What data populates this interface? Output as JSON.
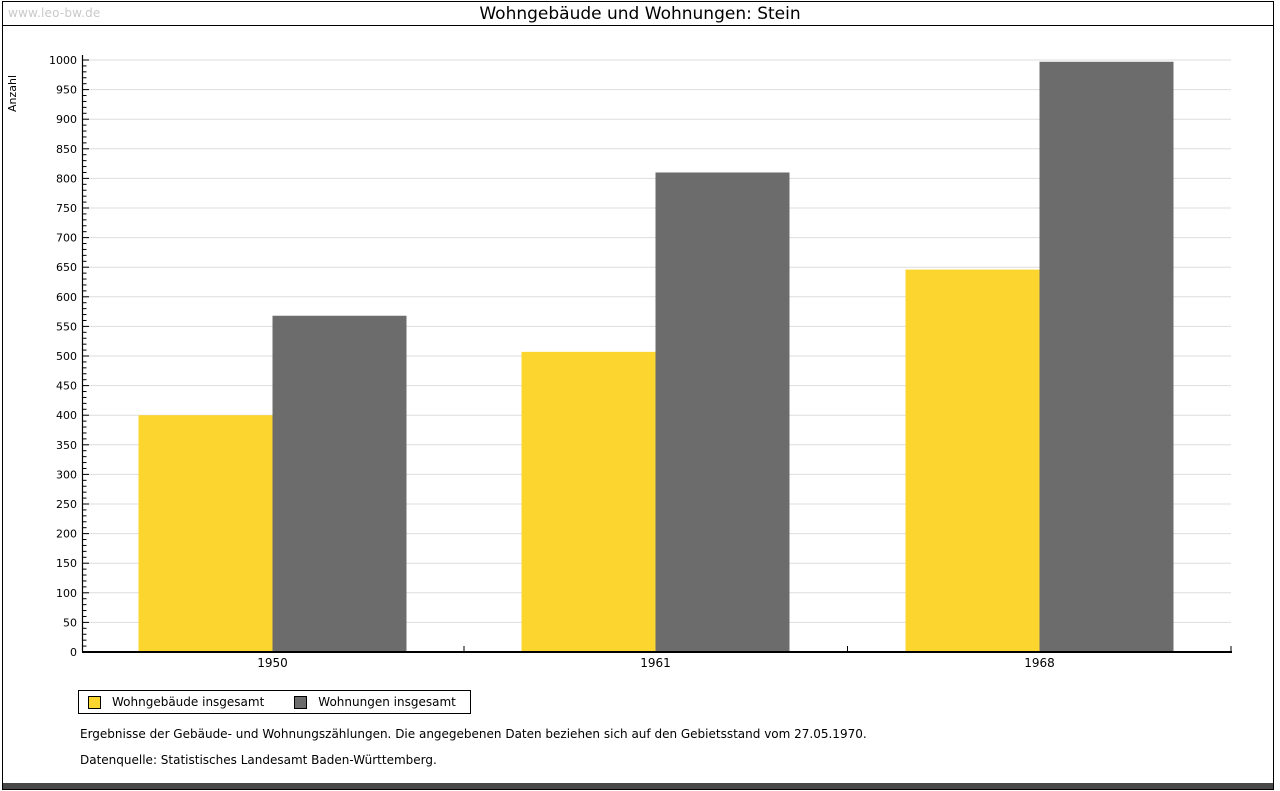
{
  "watermark": "www.leo-bw.de",
  "chart_data": {
    "type": "bar",
    "title": "Wohngebäude und Wohnungen: Stein",
    "ylabel": "Anzahl",
    "xlabel": "",
    "categories": [
      "1950",
      "1961",
      "1968"
    ],
    "series": [
      {
        "name": "Wohngebäude insgesamt",
        "color": "#FCD52F",
        "values": [
          400,
          507,
          646
        ]
      },
      {
        "name": "Wohnungen insgesamt",
        "color": "#6C6C6C",
        "values": [
          568,
          810,
          997
        ]
      }
    ],
    "ylim": [
      0,
      1000
    ],
    "y_major_step": 50,
    "y_minor_step": 10,
    "grid": "horizontal-major",
    "gridline_color": "#DEDEDE",
    "legend_position": "bottom-left"
  },
  "footnotes": {
    "line1": "Ergebnisse der Gebäude- und Wohnungszählungen. Die angegebenen Daten beziehen sich auf den Gebietsstand vom 27.05.1970.",
    "line2": "Datenquelle: Statistisches Landesamt Baden-Württemberg."
  }
}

########

- [SHORT TASK]:
Transcribe each entry precisely as given, leaving the pictures out.

- [EXERCISE SOLUTION]:
What data populates this interface? Output as JSON.
{
  "watermark": "www.leo-bw.de",
  "chart_data": {
    "type": "bar",
    "title": "Wohngebäude und Wohnungen: Stein",
    "ylabel": "Anzahl",
    "xlabel": "",
    "categories": [
      "1950",
      "1961",
      "1968"
    ],
    "series": [
      {
        "name": "Wohngebäude insgesamt",
        "color": "#FCD52F",
        "values": [
          400,
          507,
          646
        ]
      },
      {
        "name": "Wohnungen insgesamt",
        "color": "#6C6C6C",
        "values": [
          568,
          810,
          997
        ]
      }
    ],
    "ylim": [
      0,
      1000
    ],
    "y_major_step": 50,
    "y_minor_step": 10,
    "grid": "horizontal-major",
    "gridline_color": "#DEDEDE",
    "legend_position": "bottom-left"
  },
  "footnotes": {
    "line1": "Ergebnisse der Gebäude- und Wohnungszählungen. Die angegebenen Daten beziehen sich auf den Gebietsstand vom 27.05.1970.",
    "line2": "Datenquelle: Statistisches Landesamt Baden-Württemberg."
  }
}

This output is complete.